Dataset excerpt
%%
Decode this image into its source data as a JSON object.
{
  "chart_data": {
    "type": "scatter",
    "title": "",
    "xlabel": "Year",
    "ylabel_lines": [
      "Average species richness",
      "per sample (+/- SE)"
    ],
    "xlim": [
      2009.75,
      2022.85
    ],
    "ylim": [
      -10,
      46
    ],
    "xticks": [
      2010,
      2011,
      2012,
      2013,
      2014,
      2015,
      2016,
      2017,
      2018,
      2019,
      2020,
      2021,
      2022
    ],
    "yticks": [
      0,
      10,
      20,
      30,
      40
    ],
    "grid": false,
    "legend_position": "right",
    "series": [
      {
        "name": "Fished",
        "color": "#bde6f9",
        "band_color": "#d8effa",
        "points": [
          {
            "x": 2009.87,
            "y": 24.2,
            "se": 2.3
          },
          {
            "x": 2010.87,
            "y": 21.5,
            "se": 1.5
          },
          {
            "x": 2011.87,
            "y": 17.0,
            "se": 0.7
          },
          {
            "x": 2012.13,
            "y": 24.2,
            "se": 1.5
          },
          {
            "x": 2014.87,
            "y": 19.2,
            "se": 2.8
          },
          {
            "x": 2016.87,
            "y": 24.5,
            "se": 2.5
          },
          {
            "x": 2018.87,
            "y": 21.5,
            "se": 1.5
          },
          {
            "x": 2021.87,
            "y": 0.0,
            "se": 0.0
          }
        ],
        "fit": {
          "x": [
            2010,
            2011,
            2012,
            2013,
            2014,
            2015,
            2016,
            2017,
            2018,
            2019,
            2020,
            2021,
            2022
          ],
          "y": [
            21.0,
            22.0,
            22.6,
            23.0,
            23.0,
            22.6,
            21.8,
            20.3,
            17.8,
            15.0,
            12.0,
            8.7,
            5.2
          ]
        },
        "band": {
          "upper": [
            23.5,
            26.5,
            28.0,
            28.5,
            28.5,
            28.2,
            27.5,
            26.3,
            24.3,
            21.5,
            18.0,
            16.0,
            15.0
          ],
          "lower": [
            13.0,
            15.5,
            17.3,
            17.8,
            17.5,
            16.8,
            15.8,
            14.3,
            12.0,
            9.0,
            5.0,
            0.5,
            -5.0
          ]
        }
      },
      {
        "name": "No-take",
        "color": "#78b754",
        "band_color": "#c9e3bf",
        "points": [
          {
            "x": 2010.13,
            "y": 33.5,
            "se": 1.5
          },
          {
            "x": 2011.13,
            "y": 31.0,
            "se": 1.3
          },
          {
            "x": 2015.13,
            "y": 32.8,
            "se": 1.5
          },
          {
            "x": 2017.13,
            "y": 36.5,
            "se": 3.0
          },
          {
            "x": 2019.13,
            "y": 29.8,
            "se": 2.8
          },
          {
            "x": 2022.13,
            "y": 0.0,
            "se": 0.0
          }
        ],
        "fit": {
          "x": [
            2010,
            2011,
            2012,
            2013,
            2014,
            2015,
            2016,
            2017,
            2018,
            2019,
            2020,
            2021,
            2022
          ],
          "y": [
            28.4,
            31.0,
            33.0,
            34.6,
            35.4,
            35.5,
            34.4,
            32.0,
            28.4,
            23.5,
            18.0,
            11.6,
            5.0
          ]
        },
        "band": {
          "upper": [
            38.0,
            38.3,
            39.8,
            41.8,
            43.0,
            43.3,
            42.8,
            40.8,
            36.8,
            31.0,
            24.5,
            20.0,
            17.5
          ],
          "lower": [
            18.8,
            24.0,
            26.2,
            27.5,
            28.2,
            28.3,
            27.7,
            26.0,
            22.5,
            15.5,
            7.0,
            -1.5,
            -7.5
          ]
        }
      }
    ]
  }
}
%%
» **Exercise objective**: Copy every line exactly. Leave nothing out.

» **Response to the exercise**:
Decode this image into its source data as a JSON object.
{
  "chart_data": {
    "type": "scatter",
    "title": "",
    "xlabel": "Year",
    "ylabel_lines": [
      "Average species richness",
      "per sample (+/- SE)"
    ],
    "xlim": [
      2009.75,
      2022.85
    ],
    "ylim": [
      -10,
      46
    ],
    "xticks": [
      2010,
      2011,
      2012,
      2013,
      2014,
      2015,
      2016,
      2017,
      2018,
      2019,
      2020,
      2021,
      2022
    ],
    "yticks": [
      0,
      10,
      20,
      30,
      40
    ],
    "grid": false,
    "legend_position": "right",
    "series": [
      {
        "name": "Fished",
        "color": "#bde6f9",
        "band_color": "#d8effa",
        "points": [
          {
            "x": 2009.87,
            "y": 24.2,
            "se": 2.3
          },
          {
            "x": 2010.87,
            "y": 21.5,
            "se": 1.5
          },
          {
            "x": 2011.87,
            "y": 17.0,
            "se": 0.7
          },
          {
            "x": 2012.13,
            "y": 24.2,
            "se": 1.5
          },
          {
            "x": 2014.87,
            "y": 19.2,
            "se": 2.8
          },
          {
            "x": 2016.87,
            "y": 24.5,
            "se": 2.5
          },
          {
            "x": 2018.87,
            "y": 21.5,
            "se": 1.5
          },
          {
            "x": 2021.87,
            "y": 0.0,
            "se": 0.0
          }
        ],
        "fit": {
          "x": [
            2010,
            2011,
            2012,
            2013,
            2014,
            2015,
            2016,
            2017,
            2018,
            2019,
            2020,
            2021,
            2022
          ],
          "y": [
            21.0,
            22.0,
            22.6,
            23.0,
            23.0,
            22.6,
            21.8,
            20.3,
            17.8,
            15.0,
            12.0,
            8.7,
            5.2
          ]
        },
        "band": {
          "upper": [
            23.5,
            26.5,
            28.0,
            28.5,
            28.5,
            28.2,
            27.5,
            26.3,
            24.3,
            21.5,
            18.0,
            16.0,
            15.0
          ],
          "lower": [
            13.0,
            15.5,
            17.3,
            17.8,
            17.5,
            16.8,
            15.8,
            14.3,
            12.0,
            9.0,
            5.0,
            0.5,
            -5.0
          ]
        }
      },
      {
        "name": "No-take",
        "color": "#78b754",
        "band_color": "#c9e3bf",
        "points": [
          {
            "x": 2010.13,
            "y": 33.5,
            "se": 1.5
          },
          {
            "x": 2011.13,
            "y": 31.0,
            "se": 1.3
          },
          {
            "x": 2015.13,
            "y": 32.8,
            "se": 1.5
          },
          {
            "x": 2017.13,
            "y": 36.5,
            "se": 3.0
          },
          {
            "x": 2019.13,
            "y": 29.8,
            "se": 2.8
          },
          {
            "x": 2022.13,
            "y": 0.0,
            "se": 0.0
          }
        ],
        "fit": {
          "x": [
            2010,
            2011,
            2012,
            2013,
            2014,
            2015,
            2016,
            2017,
            2018,
            2019,
            2020,
            2021,
            2022
          ],
          "y": [
            28.4,
            31.0,
            33.0,
            34.6,
            35.4,
            35.5,
            34.4,
            32.0,
            28.4,
            23.5,
            18.0,
            11.6,
            5.0
          ]
        },
        "band": {
          "upper": [
            38.0,
            38.3,
            39.8,
            41.8,
            43.0,
            43.3,
            42.8,
            40.8,
            36.8,
            31.0,
            24.5,
            20.0,
            17.5
          ],
          "lower": [
            18.8,
            24.0,
            26.2,
            27.5,
            28.2,
            28.3,
            27.7,
            26.0,
            22.5,
            15.5,
            7.0,
            -1.5,
            -7.5
          ]
        }
      }
    ]
  }
}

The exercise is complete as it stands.